§ **Exercise instructions**
Pictures aside, write out every record exactly as it appears.

── Supplied records

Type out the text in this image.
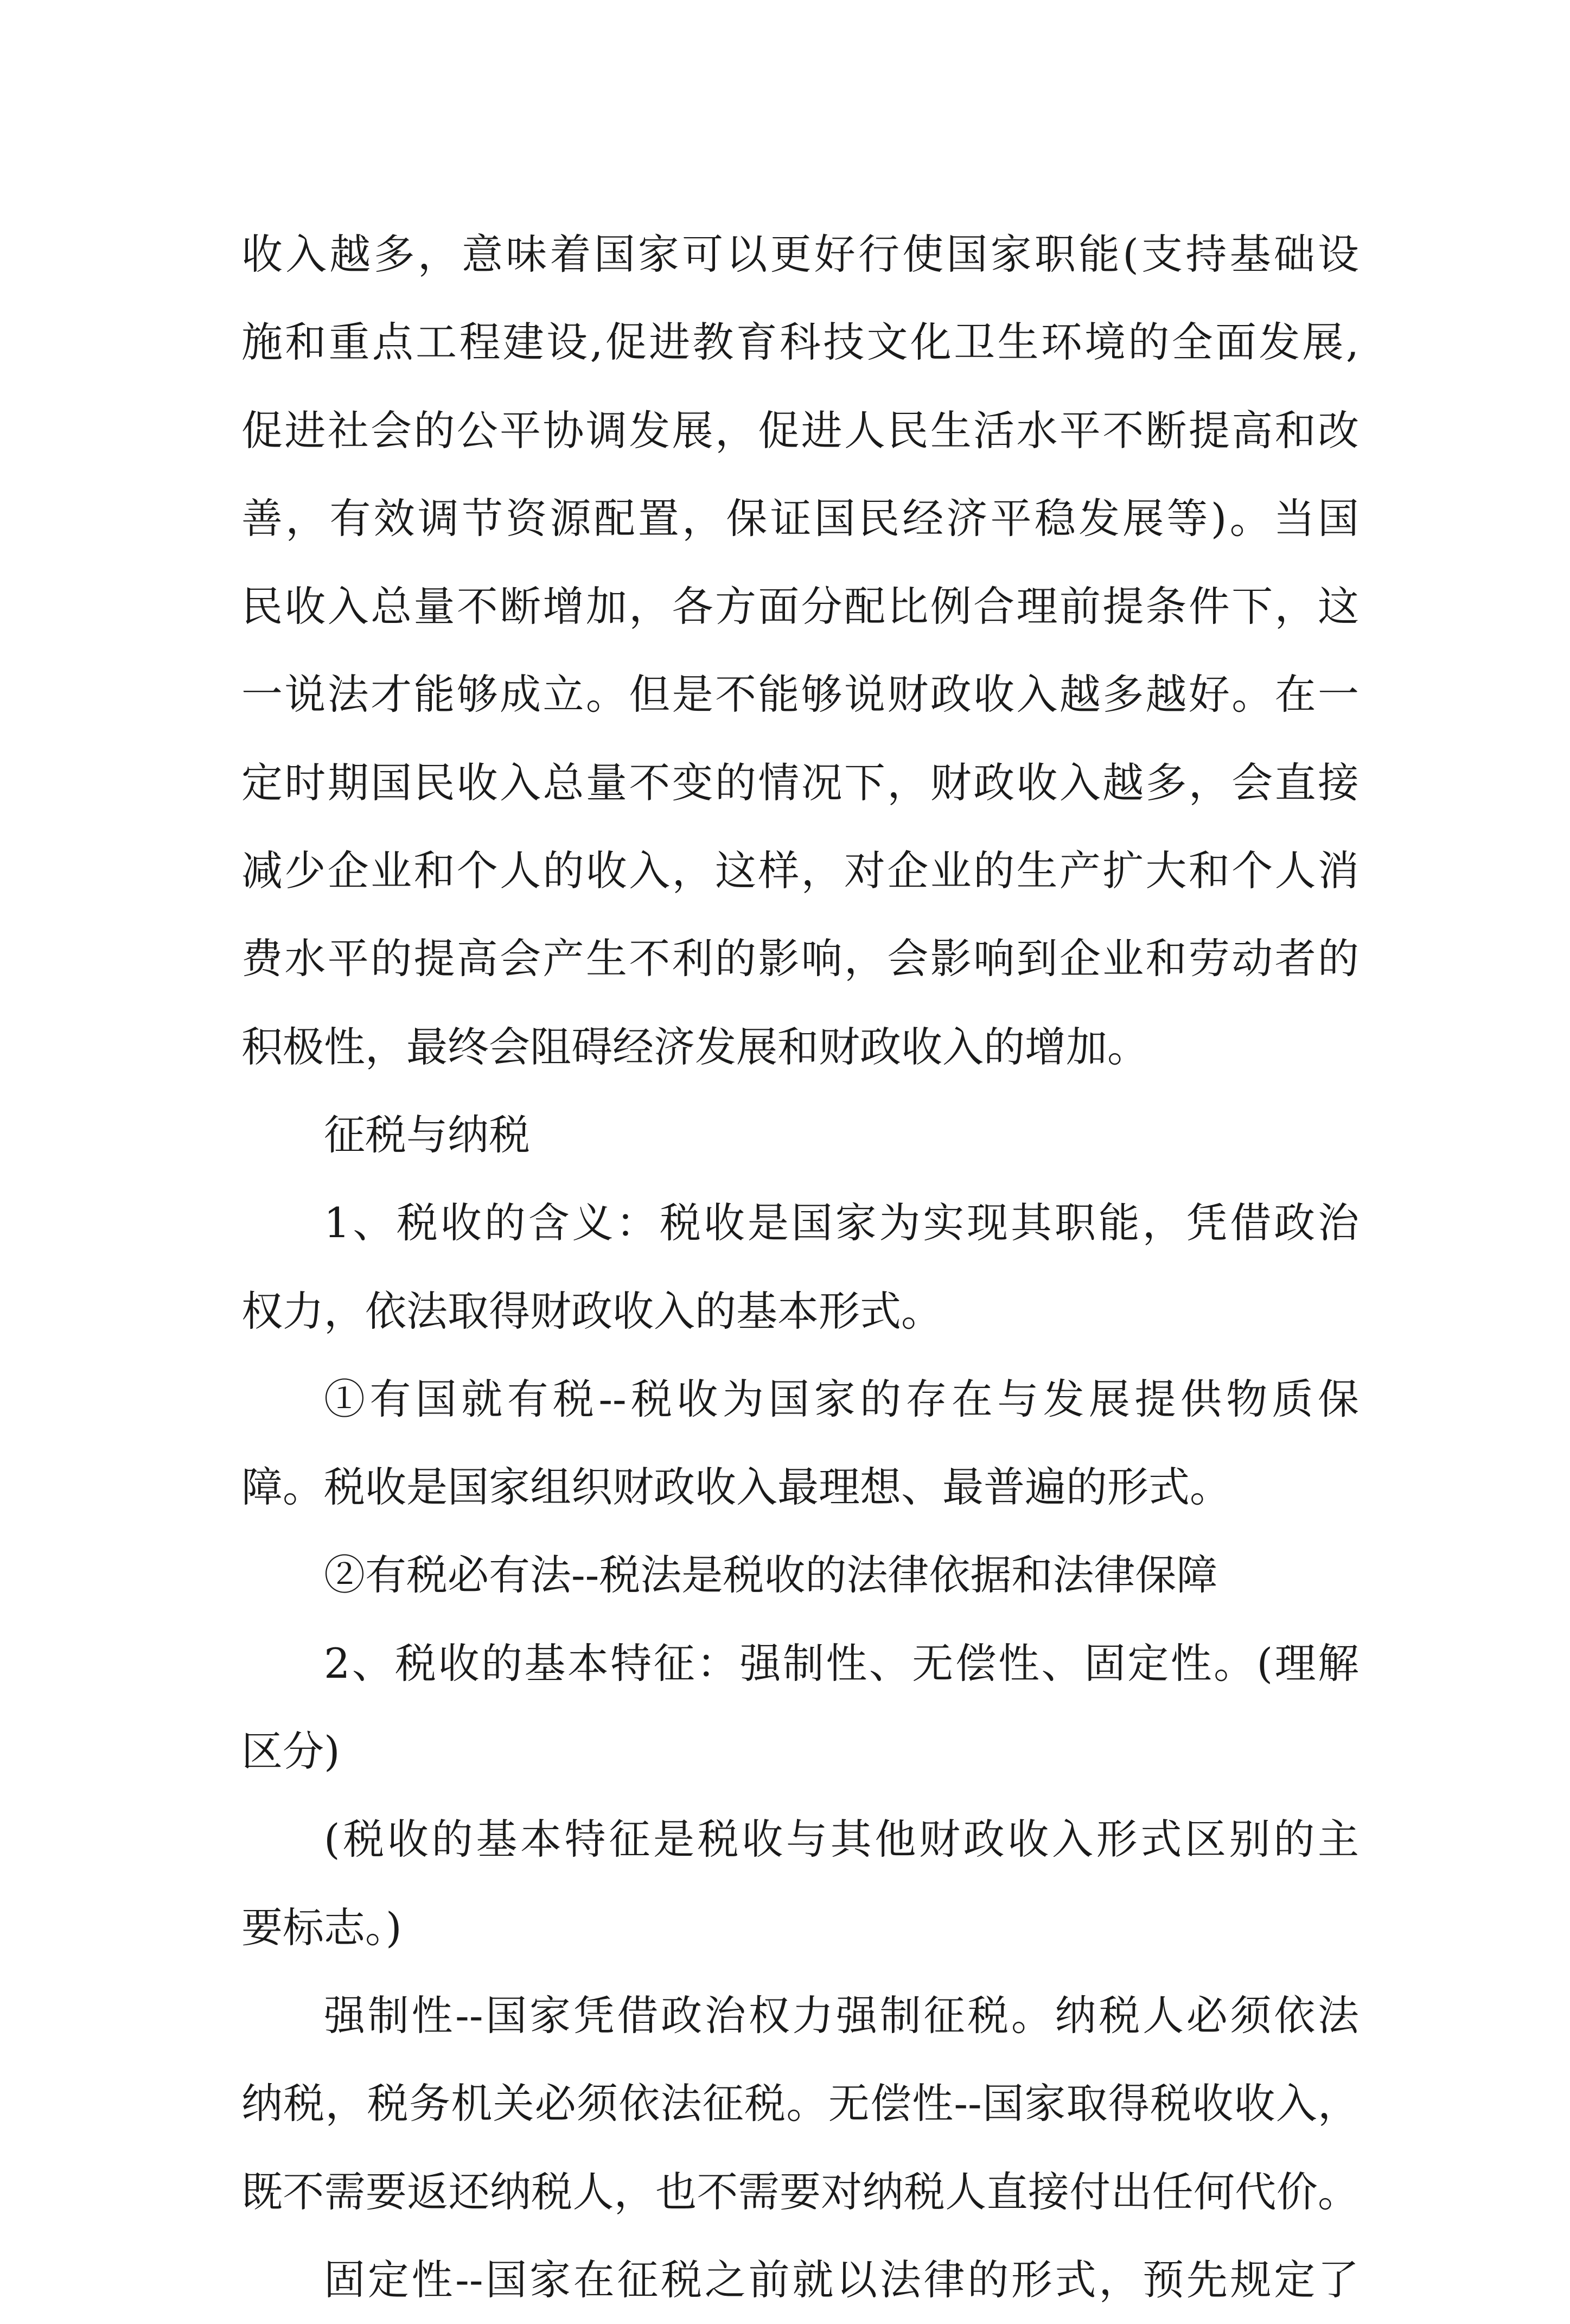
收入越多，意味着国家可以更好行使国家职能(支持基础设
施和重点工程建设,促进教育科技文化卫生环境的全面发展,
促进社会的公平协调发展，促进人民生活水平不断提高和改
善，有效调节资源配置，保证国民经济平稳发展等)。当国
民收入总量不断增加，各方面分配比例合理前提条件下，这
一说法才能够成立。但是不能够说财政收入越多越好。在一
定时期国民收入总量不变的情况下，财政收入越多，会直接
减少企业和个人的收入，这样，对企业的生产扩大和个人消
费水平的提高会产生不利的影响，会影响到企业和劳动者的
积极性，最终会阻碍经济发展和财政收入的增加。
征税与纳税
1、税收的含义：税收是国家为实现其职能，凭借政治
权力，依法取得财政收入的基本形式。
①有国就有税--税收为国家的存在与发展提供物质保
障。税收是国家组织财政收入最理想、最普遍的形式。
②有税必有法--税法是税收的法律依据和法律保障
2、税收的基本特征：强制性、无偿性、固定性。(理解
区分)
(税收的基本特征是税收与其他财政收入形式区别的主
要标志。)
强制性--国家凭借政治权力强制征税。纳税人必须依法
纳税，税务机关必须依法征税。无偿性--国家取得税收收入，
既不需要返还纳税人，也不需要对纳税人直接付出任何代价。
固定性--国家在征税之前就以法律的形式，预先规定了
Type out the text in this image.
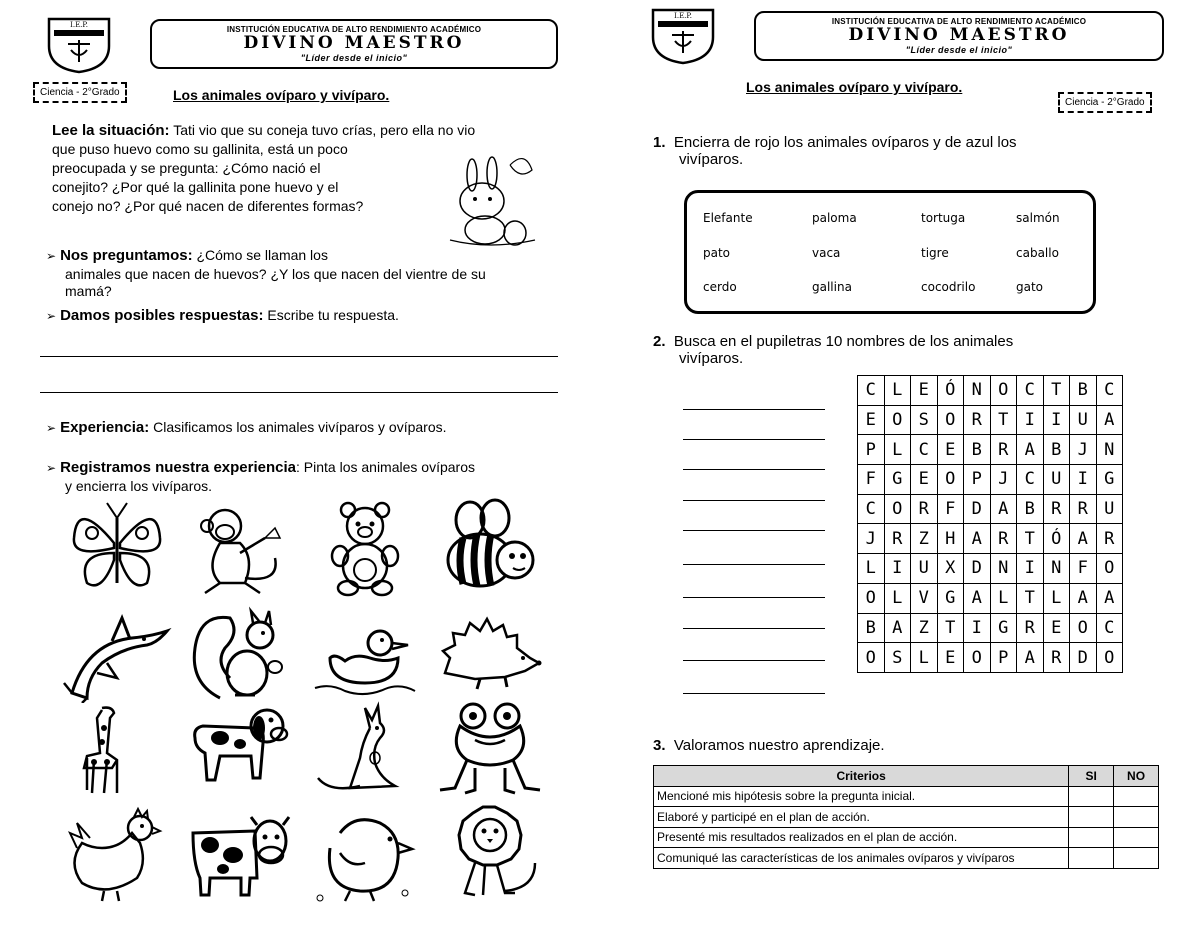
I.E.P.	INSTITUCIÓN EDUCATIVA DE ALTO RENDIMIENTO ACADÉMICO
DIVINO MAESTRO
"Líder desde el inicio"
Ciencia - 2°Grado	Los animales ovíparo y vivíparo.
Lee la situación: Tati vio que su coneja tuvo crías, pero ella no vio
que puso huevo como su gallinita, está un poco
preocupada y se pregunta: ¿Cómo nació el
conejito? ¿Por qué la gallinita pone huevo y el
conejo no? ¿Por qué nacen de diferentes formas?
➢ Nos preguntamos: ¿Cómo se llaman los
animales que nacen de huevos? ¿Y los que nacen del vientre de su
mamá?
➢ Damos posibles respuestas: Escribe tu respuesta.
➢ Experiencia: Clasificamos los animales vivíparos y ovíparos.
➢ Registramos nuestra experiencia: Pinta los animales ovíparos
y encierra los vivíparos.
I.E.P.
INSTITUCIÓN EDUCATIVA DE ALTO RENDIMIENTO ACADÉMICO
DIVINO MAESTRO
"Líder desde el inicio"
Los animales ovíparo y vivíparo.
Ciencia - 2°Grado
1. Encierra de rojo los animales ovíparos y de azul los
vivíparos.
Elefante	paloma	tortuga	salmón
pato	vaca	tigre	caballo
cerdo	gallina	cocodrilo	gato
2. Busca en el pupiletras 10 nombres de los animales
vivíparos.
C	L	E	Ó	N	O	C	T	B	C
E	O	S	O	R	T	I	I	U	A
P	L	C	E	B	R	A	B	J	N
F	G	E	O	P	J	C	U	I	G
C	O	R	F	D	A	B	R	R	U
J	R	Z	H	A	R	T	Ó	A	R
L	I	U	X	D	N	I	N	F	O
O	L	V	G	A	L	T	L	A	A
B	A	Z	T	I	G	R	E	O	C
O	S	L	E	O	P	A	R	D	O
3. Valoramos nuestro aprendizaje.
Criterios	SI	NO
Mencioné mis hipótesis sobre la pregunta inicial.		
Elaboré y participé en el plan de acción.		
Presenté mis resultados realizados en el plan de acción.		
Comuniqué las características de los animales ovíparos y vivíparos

────

§ **Exercise response**
Type out the text in this image.
收入越多，意味着国家可以更好行使国家职能(支持基础设
施和重点工程建设,促进教育科技文化卫生环境的全面发展,
促进社会的公平协调发展，促进人民生活水平不断提高和改
善，有效调节资源配置，保证国民经济平稳发展等)。当国
民收入总量不断增加，各方面分配比例合理前提条件下，这
一说法才能够成立。但是不能够说财政收入越多越好。在一
定时期国民收入总量不变的情况下，财政收入越多，会直接
减少企业和个人的收入，这样，对企业的生产扩大和个人消
费水平的提高会产生不利的影响，会影响到企业和劳动者的
积极性，最终会阻碍经济发展和财政收入的增加。
征税与纳税
1、税收的含义：税收是国家为实现其职能，凭借政治
权力，依法取得财政收入的基本形式。
①有国就有税--税收为国家的存在与发展提供物质保
障。税收是国家组织财政收入最理想、最普遍的形式。
②有税必有法--税法是税收的法律依据和法律保障
2、税收的基本特征：强制性、无偿性、固定性。(理解
区分)
(税收的基本特征是税收与其他财政收入形式区别的主
要标志。)
强制性--国家凭借政治权力强制征税。纳税人必须依法
纳税，税务机关必须依法征税。无偿性--国家取得税收收入，
既不需要返还纳税人，也不需要对纳税人直接付出任何代价。
固定性--国家在征税之前就以法律的形式，预先规定了
Type out the text in this image.
I.E.P.	INSTITUCIÓN EDUCATIVA DE ALTO RENDIMIENTO ACADÉMICO
DIVINO MAESTRO
"Líder desde el inicio"
Ciencia - 2°Grado	Los animales ovíparo y vivíparo.
Lee la situación: Tati vio que su coneja tuvo crías, pero ella no vio
que puso huevo como su gallinita, está un poco
preocupada y se pregunta: ¿Cómo nació el
conejito? ¿Por qué la gallinita pone huevo y el
conejo no? ¿Por qué nacen de diferentes formas?
➢ Nos preguntamos: ¿Cómo se llaman los
animales que nacen de huevos? ¿Y los que nacen del vientre de su
mamá?
➢ Damos posibles respuestas: Escribe tu respuesta.
➢ Experiencia: Clasificamos los animales vivíparos y ovíparos.
➢ Registramos nuestra experiencia: Pinta los animales ovíparos
y encierra los vivíparos.
I.E.P.
INSTITUCIÓN EDUCATIVA DE ALTO RENDIMIENTO ACADÉMICO
DIVINO MAESTRO
"Líder desde el inicio"
Los animales ovíparo y vivíparo.
Ciencia - 2°Grado
1. Encierra de rojo los animales ovíparos y de azul los
vivíparos.
Elefante	paloma	tortuga	salmón
pato	vaca	tigre	caballo
cerdo	gallina	cocodrilo	gato
2. Busca en el pupiletras 10 nombres de los animales
vivíparos.
C	L	E	Ó	N	O	C	T	B	C
E	O	S	O	R	T	I	I	U	A
P	L	C	E	B	R	A	B	J	N
F	G	E	O	P	J	C	U	I	G
C	O	R	F	D	A	B	R	R	U
J	R	Z	H	A	R	T	Ó	A	R
L	I	U	X	D	N	I	N	F	O
O	L	V	G	A	L	T	L	A	A
B	A	Z	T	I	G	R	E	O	C
O	S	L	E	O	P	A	R	D	O
3. Valoramos nuestro aprendizaje.
Criterios	SI	NO
Mencioné mis hipótesis sobre la pregunta inicial.		
Elaboré y participé en el plan de acción.		
Presenté mis resultados realizados en el plan de acción.		
Comuniqué las características de los animales ovíparos y vivíparos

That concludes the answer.